• [SET EXERCISE] Print the complete set of entries exactly.

• [MATERIAL PROVIDED]
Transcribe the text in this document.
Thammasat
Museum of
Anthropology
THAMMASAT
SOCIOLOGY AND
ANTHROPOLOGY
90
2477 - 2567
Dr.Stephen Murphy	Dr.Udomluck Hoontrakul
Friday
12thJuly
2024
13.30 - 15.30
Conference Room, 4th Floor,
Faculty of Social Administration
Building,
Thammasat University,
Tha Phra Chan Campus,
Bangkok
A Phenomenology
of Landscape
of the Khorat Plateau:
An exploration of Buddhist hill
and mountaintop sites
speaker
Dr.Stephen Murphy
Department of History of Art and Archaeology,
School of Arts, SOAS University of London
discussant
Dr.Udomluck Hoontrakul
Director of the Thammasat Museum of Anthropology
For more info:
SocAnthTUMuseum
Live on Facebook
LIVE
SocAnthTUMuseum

• [EXERCISE ANSWER]
Transcribe the text in this document.
Thammasat
Museum of
Anthropology
THAMMASAT
SOCIOLOGY AND
ANTHROPOLOGY
90
2477 - 2567
Dr.Stephen Murphy	Dr.Udomluck Hoontrakul
Friday
12thJuly
2024
13.30 - 15.30
Conference Room, 4th Floor,
Faculty of Social Administration
Building,
Thammasat University,
Tha Phra Chan Campus,
Bangkok
A Phenomenology
of Landscape
of the Khorat Plateau:
An exploration of Buddhist hill
and mountaintop sites
speaker
Dr.Stephen Murphy
Department of History of Art and Archaeology,
School of Arts, SOAS University of London
discussant
Dr.Udomluck Hoontrakul
Director of the Thammasat Museum of Anthropology
For more info:
SocAnthTUMuseum
Live on Facebook
LIVE
SocAnthTUMuseum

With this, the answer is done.